Dataset rows about figures -
______

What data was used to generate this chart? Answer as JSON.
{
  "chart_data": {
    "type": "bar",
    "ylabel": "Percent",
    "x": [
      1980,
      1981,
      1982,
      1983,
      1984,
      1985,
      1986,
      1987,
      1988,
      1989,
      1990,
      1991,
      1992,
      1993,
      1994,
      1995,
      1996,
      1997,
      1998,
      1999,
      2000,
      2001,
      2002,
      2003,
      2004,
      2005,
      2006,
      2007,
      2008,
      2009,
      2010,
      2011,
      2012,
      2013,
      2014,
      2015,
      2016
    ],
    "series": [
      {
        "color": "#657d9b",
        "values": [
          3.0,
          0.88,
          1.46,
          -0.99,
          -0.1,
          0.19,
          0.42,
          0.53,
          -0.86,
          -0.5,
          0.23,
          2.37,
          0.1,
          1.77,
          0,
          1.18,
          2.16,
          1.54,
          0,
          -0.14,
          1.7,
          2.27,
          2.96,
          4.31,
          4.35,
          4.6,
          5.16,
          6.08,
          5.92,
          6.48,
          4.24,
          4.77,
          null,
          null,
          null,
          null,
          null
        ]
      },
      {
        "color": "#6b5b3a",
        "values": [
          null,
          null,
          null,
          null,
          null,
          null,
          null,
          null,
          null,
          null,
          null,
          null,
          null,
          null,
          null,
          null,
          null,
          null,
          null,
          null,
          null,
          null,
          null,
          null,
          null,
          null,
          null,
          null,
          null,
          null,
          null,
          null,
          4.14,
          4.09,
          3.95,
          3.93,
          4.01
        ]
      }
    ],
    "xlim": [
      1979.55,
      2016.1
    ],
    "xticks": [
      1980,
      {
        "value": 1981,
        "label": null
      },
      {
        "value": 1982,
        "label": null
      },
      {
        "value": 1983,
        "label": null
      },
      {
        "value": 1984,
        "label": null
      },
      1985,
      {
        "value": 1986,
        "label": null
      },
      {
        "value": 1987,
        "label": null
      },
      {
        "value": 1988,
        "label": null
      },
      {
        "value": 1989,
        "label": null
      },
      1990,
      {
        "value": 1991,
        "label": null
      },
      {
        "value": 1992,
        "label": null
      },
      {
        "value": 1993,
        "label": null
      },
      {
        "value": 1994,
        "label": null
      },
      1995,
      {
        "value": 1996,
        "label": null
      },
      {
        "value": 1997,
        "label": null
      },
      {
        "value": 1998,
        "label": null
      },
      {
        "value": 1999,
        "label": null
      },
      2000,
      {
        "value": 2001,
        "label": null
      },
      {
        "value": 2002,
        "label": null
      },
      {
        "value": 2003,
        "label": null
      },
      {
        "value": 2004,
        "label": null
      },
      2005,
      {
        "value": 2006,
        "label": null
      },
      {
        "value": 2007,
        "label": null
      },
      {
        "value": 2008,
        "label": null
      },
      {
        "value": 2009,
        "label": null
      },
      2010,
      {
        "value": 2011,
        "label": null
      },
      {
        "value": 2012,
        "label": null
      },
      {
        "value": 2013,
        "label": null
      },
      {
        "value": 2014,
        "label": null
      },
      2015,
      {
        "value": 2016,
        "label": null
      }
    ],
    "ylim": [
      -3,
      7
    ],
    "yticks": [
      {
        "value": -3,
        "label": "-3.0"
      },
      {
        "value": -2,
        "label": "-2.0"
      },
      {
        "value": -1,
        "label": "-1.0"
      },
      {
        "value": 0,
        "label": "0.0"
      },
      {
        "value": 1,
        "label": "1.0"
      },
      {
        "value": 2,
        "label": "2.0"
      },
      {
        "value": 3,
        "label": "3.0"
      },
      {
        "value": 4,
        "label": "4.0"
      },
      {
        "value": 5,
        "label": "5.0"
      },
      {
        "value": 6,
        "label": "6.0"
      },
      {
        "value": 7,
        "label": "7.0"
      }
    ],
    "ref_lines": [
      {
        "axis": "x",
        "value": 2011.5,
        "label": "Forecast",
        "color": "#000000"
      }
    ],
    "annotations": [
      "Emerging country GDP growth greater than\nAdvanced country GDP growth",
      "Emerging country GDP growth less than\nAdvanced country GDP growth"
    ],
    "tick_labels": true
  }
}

______

Stated task -
Look over the records above and copy each line that includes the string "than".

Answer for the task -
      "Emerging country GDP growth greater than\nAdvanced country GDP growth",
      "Emerging country GDP growth less than\nAdvanced country GDP growth"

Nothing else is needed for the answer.